EXTRACTED INFORMATION:
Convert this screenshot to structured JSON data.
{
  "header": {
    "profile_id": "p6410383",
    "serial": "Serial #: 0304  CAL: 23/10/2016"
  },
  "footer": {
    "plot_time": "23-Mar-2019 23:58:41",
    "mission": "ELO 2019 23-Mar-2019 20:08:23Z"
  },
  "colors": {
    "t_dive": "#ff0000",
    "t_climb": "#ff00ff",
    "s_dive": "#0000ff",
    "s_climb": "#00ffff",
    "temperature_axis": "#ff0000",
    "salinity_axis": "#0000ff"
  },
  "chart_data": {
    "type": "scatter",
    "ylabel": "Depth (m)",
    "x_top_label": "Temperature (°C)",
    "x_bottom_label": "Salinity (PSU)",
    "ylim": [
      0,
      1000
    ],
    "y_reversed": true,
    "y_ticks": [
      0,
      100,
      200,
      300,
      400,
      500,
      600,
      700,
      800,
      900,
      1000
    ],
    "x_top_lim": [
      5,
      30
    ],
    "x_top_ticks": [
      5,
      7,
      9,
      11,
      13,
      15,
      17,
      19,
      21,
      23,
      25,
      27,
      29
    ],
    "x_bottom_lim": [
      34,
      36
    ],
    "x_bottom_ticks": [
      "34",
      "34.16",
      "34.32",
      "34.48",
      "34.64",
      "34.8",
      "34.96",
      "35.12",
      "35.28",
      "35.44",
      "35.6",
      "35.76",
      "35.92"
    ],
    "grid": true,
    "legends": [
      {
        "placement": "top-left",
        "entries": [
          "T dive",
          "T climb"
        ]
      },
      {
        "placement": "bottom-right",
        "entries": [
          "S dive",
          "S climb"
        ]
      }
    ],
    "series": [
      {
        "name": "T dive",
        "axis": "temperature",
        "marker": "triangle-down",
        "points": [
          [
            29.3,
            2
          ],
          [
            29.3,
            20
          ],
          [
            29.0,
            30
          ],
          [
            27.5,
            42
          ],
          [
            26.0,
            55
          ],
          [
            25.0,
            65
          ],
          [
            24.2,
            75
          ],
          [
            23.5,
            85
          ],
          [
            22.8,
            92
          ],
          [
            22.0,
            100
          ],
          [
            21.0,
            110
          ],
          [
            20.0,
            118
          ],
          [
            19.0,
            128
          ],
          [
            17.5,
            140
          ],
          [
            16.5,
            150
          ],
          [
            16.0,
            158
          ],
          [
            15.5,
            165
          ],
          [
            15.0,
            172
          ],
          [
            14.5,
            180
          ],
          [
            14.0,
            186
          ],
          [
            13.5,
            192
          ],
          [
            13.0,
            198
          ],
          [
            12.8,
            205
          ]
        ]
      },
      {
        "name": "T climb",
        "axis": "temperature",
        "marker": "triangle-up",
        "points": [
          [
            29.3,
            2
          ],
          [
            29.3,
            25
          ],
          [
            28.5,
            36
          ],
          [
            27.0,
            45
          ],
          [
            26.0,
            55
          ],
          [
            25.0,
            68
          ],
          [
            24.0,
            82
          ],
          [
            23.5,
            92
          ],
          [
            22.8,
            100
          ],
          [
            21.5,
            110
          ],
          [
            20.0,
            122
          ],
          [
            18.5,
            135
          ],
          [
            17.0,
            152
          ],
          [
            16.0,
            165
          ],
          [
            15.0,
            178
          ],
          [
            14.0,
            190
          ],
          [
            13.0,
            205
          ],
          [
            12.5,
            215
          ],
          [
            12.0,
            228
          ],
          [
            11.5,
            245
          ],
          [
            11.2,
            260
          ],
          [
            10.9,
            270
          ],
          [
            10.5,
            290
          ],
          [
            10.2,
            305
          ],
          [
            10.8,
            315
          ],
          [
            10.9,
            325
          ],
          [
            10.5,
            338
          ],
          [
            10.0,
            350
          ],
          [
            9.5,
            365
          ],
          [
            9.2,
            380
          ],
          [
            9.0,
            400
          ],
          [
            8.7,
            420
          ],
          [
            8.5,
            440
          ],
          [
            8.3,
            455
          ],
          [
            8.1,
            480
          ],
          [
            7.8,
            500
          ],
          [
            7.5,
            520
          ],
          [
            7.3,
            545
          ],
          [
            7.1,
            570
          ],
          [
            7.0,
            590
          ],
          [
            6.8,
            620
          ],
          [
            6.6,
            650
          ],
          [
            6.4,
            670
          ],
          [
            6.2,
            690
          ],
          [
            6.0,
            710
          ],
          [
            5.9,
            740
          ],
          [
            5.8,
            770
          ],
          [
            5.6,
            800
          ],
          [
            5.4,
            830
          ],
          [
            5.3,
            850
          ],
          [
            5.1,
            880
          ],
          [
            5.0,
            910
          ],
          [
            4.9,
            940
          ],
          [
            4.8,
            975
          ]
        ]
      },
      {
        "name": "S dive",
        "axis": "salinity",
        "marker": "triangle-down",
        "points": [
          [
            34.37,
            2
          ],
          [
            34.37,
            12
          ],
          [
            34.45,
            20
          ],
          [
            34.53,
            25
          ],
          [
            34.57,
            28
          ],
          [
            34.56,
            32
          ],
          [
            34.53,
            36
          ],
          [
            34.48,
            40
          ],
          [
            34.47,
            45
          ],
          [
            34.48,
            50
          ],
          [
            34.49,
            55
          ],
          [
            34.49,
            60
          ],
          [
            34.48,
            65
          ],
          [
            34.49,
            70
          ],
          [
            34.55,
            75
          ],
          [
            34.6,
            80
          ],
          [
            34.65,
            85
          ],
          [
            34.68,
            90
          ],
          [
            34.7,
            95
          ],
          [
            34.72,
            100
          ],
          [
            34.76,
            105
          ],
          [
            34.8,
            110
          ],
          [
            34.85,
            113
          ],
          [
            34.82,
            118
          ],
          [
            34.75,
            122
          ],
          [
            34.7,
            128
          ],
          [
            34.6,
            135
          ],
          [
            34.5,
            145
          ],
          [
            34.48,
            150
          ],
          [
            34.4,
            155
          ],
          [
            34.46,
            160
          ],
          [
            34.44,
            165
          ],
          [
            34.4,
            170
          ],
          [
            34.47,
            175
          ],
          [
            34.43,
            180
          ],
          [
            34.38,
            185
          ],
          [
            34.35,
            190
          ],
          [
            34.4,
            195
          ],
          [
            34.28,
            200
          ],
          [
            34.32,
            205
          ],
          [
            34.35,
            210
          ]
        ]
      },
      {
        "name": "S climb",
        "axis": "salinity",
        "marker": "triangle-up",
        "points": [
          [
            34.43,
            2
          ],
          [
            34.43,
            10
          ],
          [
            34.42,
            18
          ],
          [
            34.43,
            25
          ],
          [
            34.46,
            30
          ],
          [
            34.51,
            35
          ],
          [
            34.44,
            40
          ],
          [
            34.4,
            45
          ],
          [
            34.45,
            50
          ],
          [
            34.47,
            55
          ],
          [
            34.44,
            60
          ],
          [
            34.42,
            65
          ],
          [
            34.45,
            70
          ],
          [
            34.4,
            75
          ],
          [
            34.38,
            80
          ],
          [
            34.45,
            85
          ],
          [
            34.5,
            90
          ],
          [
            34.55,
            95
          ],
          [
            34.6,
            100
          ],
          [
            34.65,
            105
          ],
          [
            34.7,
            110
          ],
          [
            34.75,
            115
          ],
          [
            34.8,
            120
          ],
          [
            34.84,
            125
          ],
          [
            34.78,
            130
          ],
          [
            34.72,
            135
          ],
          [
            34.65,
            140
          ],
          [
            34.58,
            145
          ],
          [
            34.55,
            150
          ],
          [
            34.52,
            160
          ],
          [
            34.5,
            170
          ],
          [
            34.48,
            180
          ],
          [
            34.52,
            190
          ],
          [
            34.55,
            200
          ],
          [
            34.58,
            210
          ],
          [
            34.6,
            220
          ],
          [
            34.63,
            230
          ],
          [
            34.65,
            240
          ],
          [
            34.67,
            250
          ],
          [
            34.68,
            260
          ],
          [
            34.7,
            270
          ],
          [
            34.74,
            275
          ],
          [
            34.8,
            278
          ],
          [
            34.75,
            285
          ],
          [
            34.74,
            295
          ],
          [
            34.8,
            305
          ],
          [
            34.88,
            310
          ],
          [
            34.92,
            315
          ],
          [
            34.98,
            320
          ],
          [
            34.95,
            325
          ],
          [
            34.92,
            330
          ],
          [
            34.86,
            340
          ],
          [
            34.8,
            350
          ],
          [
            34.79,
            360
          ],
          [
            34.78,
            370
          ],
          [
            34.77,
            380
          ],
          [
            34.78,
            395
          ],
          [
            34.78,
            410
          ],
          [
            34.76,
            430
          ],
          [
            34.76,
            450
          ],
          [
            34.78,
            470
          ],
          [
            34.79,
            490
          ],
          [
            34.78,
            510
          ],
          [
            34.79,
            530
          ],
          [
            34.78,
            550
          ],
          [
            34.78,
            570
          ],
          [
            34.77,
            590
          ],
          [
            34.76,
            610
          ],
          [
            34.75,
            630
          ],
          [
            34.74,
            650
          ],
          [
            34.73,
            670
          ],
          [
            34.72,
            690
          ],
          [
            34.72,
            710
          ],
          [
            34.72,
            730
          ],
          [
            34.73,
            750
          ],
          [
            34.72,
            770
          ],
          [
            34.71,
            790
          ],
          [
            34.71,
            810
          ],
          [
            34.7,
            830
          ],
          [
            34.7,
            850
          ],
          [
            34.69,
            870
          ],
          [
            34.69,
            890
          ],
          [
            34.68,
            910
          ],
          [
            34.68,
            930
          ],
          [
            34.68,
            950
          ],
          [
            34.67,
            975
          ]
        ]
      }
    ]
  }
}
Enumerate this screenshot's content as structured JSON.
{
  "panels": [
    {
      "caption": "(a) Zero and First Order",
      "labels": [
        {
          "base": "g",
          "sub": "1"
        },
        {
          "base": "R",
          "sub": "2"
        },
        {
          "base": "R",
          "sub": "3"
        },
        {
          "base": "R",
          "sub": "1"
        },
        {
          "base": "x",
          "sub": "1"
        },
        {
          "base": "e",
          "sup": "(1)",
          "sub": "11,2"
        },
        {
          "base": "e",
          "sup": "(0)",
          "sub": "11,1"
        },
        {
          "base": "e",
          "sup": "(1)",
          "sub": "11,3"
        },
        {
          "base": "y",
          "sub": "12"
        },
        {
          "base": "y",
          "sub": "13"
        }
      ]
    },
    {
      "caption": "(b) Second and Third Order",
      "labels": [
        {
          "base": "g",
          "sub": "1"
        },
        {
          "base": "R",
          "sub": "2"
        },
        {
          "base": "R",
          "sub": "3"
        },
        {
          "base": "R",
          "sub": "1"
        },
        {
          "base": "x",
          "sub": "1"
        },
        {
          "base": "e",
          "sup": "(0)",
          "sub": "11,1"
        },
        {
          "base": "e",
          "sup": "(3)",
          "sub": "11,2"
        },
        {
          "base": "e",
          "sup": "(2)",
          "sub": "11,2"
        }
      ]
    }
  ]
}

GIVEN TASK: Every line in the data above that contains "this" needs to be copied.

FINISHED TASK:
Convert this screenshot to structured JSON data.
Enumerate this screenshot's content as structured JSON.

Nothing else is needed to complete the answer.